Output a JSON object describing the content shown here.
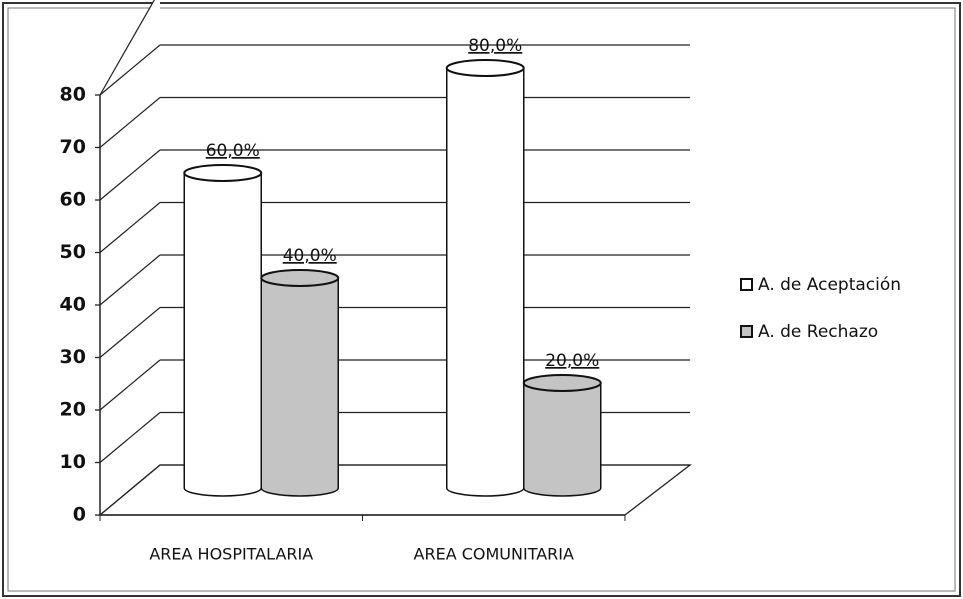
{
  "chart_data": {
    "type": "bar3d",
    "categories": [
      "AREA HOSPITALARIA",
      "AREA COMUNITARIA"
    ],
    "series": [
      {
        "name": "A. de Aceptación",
        "color": "#ffffff",
        "values": [
          60,
          80
        ],
        "value_labels": [
          "60,0%",
          "80,0%"
        ]
      },
      {
        "name": "A. de Rechazo",
        "color": "#c4c4c4",
        "values": [
          40,
          20
        ],
        "value_labels": [
          "40,0%",
          "20,0%"
        ]
      }
    ],
    "ylim": [
      0,
      80
    ],
    "yticks": [
      0,
      10,
      20,
      30,
      40,
      50,
      60,
      70,
      80
    ],
    "grid": true,
    "legend": "right"
  }
}
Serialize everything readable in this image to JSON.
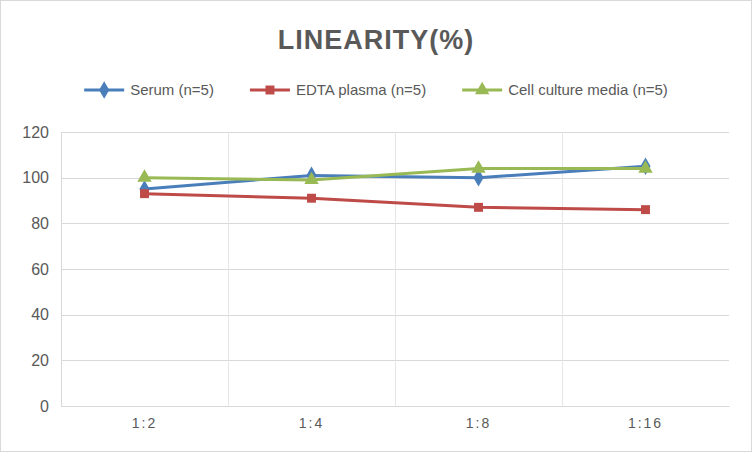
{
  "chart_data": {
    "type": "line",
    "title": "LINEARITY(%)",
    "categories": [
      "1:2",
      "1:4",
      "1:8",
      "1:16"
    ],
    "series": [
      {
        "name": "Serum (n=5)",
        "color": "#4a7ebb",
        "marker": "diamond",
        "values": [
          95,
          101,
          100,
          105
        ]
      },
      {
        "name": "EDTA plasma (n=5)",
        "color": "#be4b48",
        "marker": "square",
        "values": [
          93,
          91,
          87,
          86
        ]
      },
      {
        "name": "Cell culture media (n=5)",
        "color": "#98b954",
        "marker": "triangle",
        "values": [
          100,
          99,
          104,
          104
        ]
      }
    ],
    "ylim": [
      0,
      120
    ],
    "yticks": [
      0,
      20,
      40,
      60,
      80,
      100,
      120
    ],
    "grid": true,
    "legend": "top"
  }
}
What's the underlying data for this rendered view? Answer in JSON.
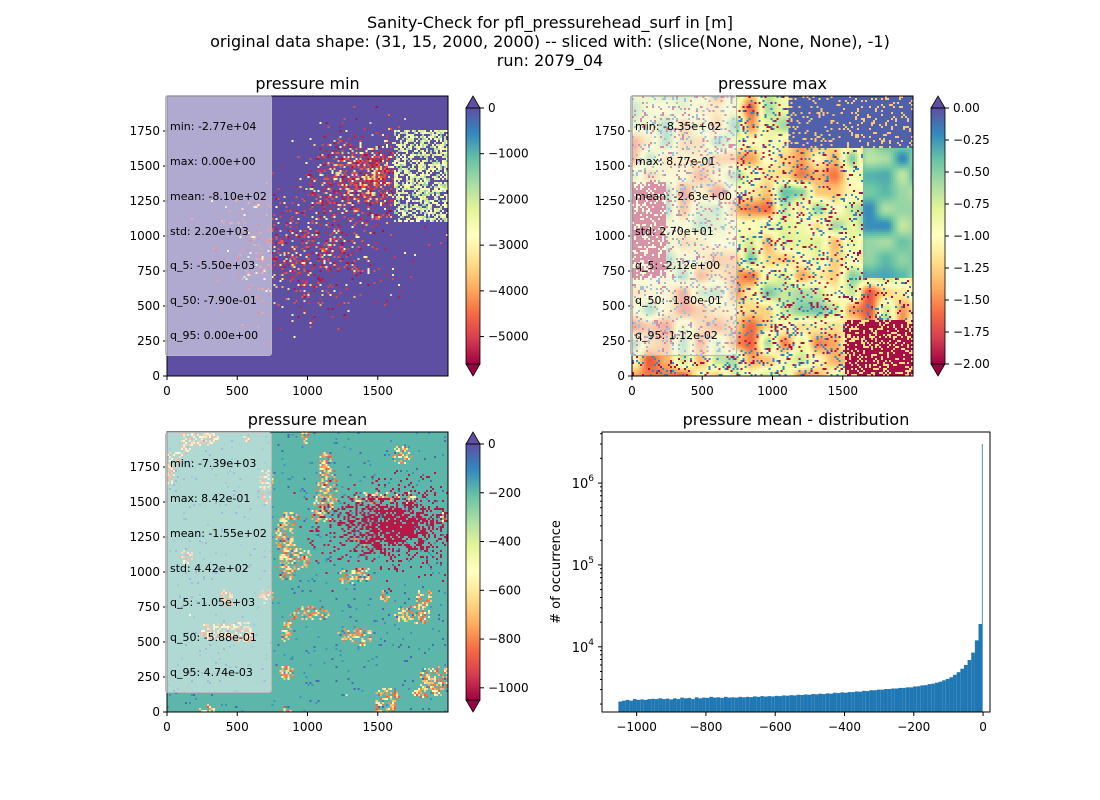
{
  "figure": {
    "title_lines": [
      "Sanity-Check for pfl_pressurehead_surf in [m]",
      "original data shape: (31, 15, 2000, 2000) -- sliced with: (slice(None, None, None), -1)",
      "run: 2079_04"
    ]
  },
  "colors": {
    "spectral": [
      "#9e0142",
      "#d53e4f",
      "#f46d43",
      "#fdae61",
      "#fee08b",
      "#ffffbf",
      "#e6f598",
      "#abdda4",
      "#66c2a5",
      "#3288bd",
      "#5e4fa2"
    ],
    "hist_bar": "#1f77b4"
  },
  "chart_data": [
    {
      "type": "heatmap",
      "title": "pressure min",
      "xlabel": "",
      "ylabel": "",
      "xticks": [
        "0",
        "500",
        "1000",
        "1500"
      ],
      "yticks": [
        "0",
        "250",
        "500",
        "750",
        "1000",
        "1250",
        "1500",
        "1750"
      ],
      "xlim": [
        0,
        2000
      ],
      "ylim": [
        0,
        2000
      ],
      "colorbar": {
        "range": [
          -5600,
          0
        ],
        "ticks": [
          "0",
          "−1000",
          "−2000",
          "−3000",
          "−4000",
          "−5000"
        ],
        "tick_values": [
          0,
          -1000,
          -2000,
          -3000,
          -4000,
          -5000
        ],
        "extend": "both"
      },
      "stats": [
        "min: -2.77e+04",
        "max: 0.00e+00",
        "mean: -8.10e+02",
        "std: 2.20e+03",
        "q_5: -5.50e+03",
        "q_50: -7.90e-01",
        "q_95: 0.00e+00"
      ]
    },
    {
      "type": "heatmap",
      "title": "pressure max",
      "xlabel": "",
      "ylabel": "",
      "xticks": [
        "0",
        "500",
        "1000",
        "1500"
      ],
      "yticks": [
        "0",
        "250",
        "500",
        "750",
        "1000",
        "1250",
        "1500",
        "1750"
      ],
      "xlim": [
        0,
        2000
      ],
      "ylim": [
        0,
        2000
      ],
      "colorbar": {
        "range": [
          -2.0,
          0.0
        ],
        "ticks": [
          "0.00",
          "−0.25",
          "−0.50",
          "−0.75",
          "−1.00",
          "−1.25",
          "−1.50",
          "−1.75",
          "−2.00"
        ],
        "tick_values": [
          0,
          -0.25,
          -0.5,
          -0.75,
          -1.0,
          -1.25,
          -1.5,
          -1.75,
          -2.0
        ],
        "extend": "both"
      },
      "stats": [
        "min: -8.35e+02",
        "max: 8.77e-01",
        "mean: -2.63e+00",
        "std: 2.70e+01",
        "q_5: -2.12e+00",
        "q_50: -1.80e-01",
        "q_95: 1.12e-02"
      ]
    },
    {
      "type": "heatmap",
      "title": "pressure mean",
      "xlabel": "",
      "ylabel": "",
      "xticks": [
        "0",
        "500",
        "1000",
        "1500"
      ],
      "yticks": [
        "0",
        "250",
        "500",
        "750",
        "1000",
        "1250",
        "1500",
        "1750"
      ],
      "xlim": [
        0,
        2000
      ],
      "ylim": [
        0,
        2000
      ],
      "colorbar": {
        "range": [
          -1050,
          0
        ],
        "ticks": [
          "0",
          "−200",
          "−400",
          "−600",
          "−800",
          "−1000"
        ],
        "tick_values": [
          0,
          -200,
          -400,
          -600,
          -800,
          -1000
        ],
        "extend": "both"
      },
      "stats": [
        "min: -7.39e+03",
        "max: 8.42e-01",
        "mean: -1.55e+02",
        "std: 4.42e+02",
        "q_5: -1.05e+03",
        "q_50: -5.88e-01",
        "q_95: 4.74e-03"
      ]
    },
    {
      "type": "bar",
      "title": "pressure mean - distribution",
      "xlabel": "",
      "ylabel": "# of occurrence",
      "log_y": true,
      "xlim": [
        -1100,
        20
      ],
      "ylim": [
        1600,
        4200000
      ],
      "xticks": [
        "−1000",
        "−800",
        "−600",
        "−400",
        "−200",
        "0"
      ],
      "xtick_values": [
        -1000,
        -800,
        -600,
        -400,
        -200,
        0
      ],
      "ytick_values": [
        10000,
        100000,
        1000000
      ],
      "yticks_base": "10",
      "yticks_exp": [
        "4",
        "5",
        "6"
      ],
      "bin_width": 5.25,
      "x": [
        -1047.4,
        -1036.9,
        -1026.4,
        -1015.9,
        -1005.4,
        -994.9,
        -984.4,
        -973.9,
        -963.4,
        -952.9,
        -942.4,
        -931.9,
        -921.4,
        -910.9,
        -900.4,
        -889.9,
        -879.4,
        -868.9,
        -858.4,
        -847.9,
        -837.4,
        -826.9,
        -816.4,
        -805.9,
        -795.4,
        -784.9,
        -774.4,
        -763.9,
        -753.4,
        -742.9,
        -732.4,
        -721.9,
        -711.4,
        -700.9,
        -690.4,
        -679.9,
        -669.4,
        -658.9,
        -648.4,
        -637.9,
        -627.4,
        -616.9,
        -606.4,
        -595.9,
        -585.4,
        -574.9,
        -564.4,
        -553.9,
        -543.4,
        -532.9,
        -522.4,
        -511.9,
        -501.4,
        -490.9,
        -480.4,
        -469.9,
        -459.4,
        -448.9,
        -438.4,
        -427.9,
        -417.4,
        -406.9,
        -396.4,
        -385.9,
        -375.4,
        -364.9,
        -354.4,
        -343.9,
        -333.4,
        -322.9,
        -312.4,
        -301.9,
        -291.4,
        -280.9,
        -270.4,
        -259.9,
        -249.4,
        -238.9,
        -228.4,
        -217.9,
        -207.4,
        -196.9,
        -186.4,
        -175.9,
        -165.4,
        -154.9,
        -144.4,
        -133.9,
        -123.4,
        -112.9,
        -102.4,
        -91.9,
        -81.4,
        -70.9,
        -60.4,
        -49.9,
        -39.4,
        -28.9,
        -18.4,
        -7.9,
        -2.6
      ],
      "values": [
        2150,
        2200,
        2250,
        2200,
        2300,
        2250,
        2280,
        2250,
        2300,
        2320,
        2300,
        2350,
        2300,
        2330,
        2280,
        2350,
        2300,
        2400,
        2350,
        2380,
        2300,
        2420,
        2350,
        2400,
        2380,
        2450,
        2400,
        2420,
        2380,
        2450,
        2400,
        2420,
        2400,
        2450,
        2420,
        2450,
        2430,
        2480,
        2450,
        2500,
        2470,
        2500,
        2480,
        2520,
        2500,
        2550,
        2530,
        2570,
        2550,
        2600,
        2580,
        2620,
        2600,
        2650,
        2630,
        2680,
        2650,
        2700,
        2680,
        2750,
        2720,
        2780,
        2750,
        2800,
        2800,
        2850,
        2830,
        2900,
        2880,
        2950,
        2950,
        3000,
        3000,
        3050,
        3050,
        3100,
        3100,
        3150,
        3150,
        3200,
        3200,
        3280,
        3300,
        3380,
        3400,
        3500,
        3550,
        3650,
        3750,
        3900,
        4050,
        4250,
        4550,
        4900,
        5400,
        6000,
        6900,
        8500,
        12000,
        19000,
        3000000
      ]
    }
  ]
}
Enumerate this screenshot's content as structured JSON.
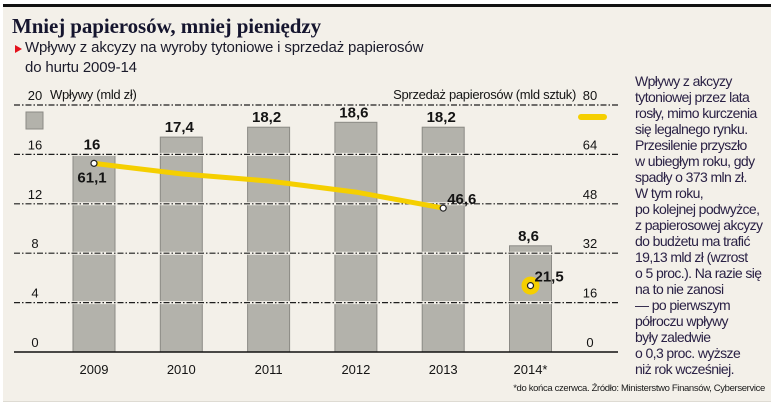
{
  "colors": {
    "panel_background": "#f3f0e9",
    "bar_fill": "#b3b2ab",
    "bar_stroke": "#8b8a85",
    "line": "#f5cf00",
    "bullet": "#e3121c",
    "grid": "#1e1e1e"
  },
  "chart_data": {
    "type": "bar",
    "title": "Mniej papierosów, mniej pieniędzy",
    "subtitle": [
      "Wpływy z akcyzy na wyroby tytoniowe i sprzedaż papierosów",
      "do hurtu 2009-14"
    ],
    "bullet_icon": "red-triangle-icon",
    "categories": [
      "2009",
      "2010",
      "2011",
      "2012",
      "2013",
      "2014*"
    ],
    "xlabel": "",
    "y_left": {
      "label": "Wpływy (mld zł)",
      "range": [
        0,
        20
      ],
      "tick_values": [
        0,
        4,
        8,
        12,
        16,
        20
      ],
      "tick_labels": [
        "0",
        "4",
        "8",
        "12",
        "16",
        "20"
      ]
    },
    "y_right": {
      "label": "Sprzedaż papierosów (mld sztuk)",
      "range": [
        0,
        80
      ],
      "tick_values": [
        0,
        16,
        32,
        48,
        64,
        80
      ],
      "tick_labels": [
        "0",
        "16",
        "32",
        "48",
        "64",
        "80"
      ]
    },
    "grid": true,
    "legend": {
      "placement": "top, next to axis titles",
      "items": [
        {
          "series": "Wpływy (mld zł)",
          "marker": "gray-square"
        },
        {
          "series": "Sprzedaż papierosów (mld sztuk)",
          "marker": "yellow-dash"
        }
      ]
    },
    "series": [
      {
        "name": "Wpływy (mld zł)",
        "type": "bar",
        "axis": "left",
        "values": [
          16,
          17.4,
          18.2,
          18.6,
          18.2,
          8.6
        ],
        "labels": [
          "16",
          "17,4",
          "18,2",
          "18,6",
          "18,2",
          "8,6"
        ]
      },
      {
        "name": "Sprzedaż papierosów (mld sztuk)",
        "type": "line",
        "axis": "right",
        "values": [
          61.1,
          57.7,
          55.4,
          51.8,
          46.6,
          21.5
        ],
        "labels": [
          "61,1",
          null,
          null,
          null,
          "46,6",
          "21,5"
        ],
        "connected": [
          "2009",
          "2010",
          "2011",
          "2012",
          "2013"
        ],
        "highlighted": [
          "2014*"
        ]
      }
    ]
  },
  "commentary": {
    "lines": [
      "Wpływy z akcyzy",
      "tytoniowej przez lata",
      "rosły, mimo kurczenia",
      "się legalnego rynku.",
      "Przesilenie przyszło",
      "w ubiegłym roku, gdy",
      "spadły o 373 mln zł.",
      "W tym roku,",
      "po kolejnej podwyżce,",
      "z papierosowej akcyzy",
      "do budżetu ma trafić",
      "19,13 mld zł (wzrost",
      "o 5 proc.). Na razie się",
      "na to nie zanosi",
      "— po pierwszym",
      "półroczu wpływy",
      "były zaledwie",
      "o 0,3 proc. wyższe",
      "niż rok wcześniej."
    ]
  },
  "footnote": "*do końca czerwca. Źródło: Ministerstwo Finansów, Cyberservice"
}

▸ What to produce: Collect the lines of the data that carry the word "this".

▸ Task output:
Serialize everything readable in this image to JSON.
What's the underlying data for this rendered view? Answer in JSON.
Enumerate this screenshot's content as structured JSON.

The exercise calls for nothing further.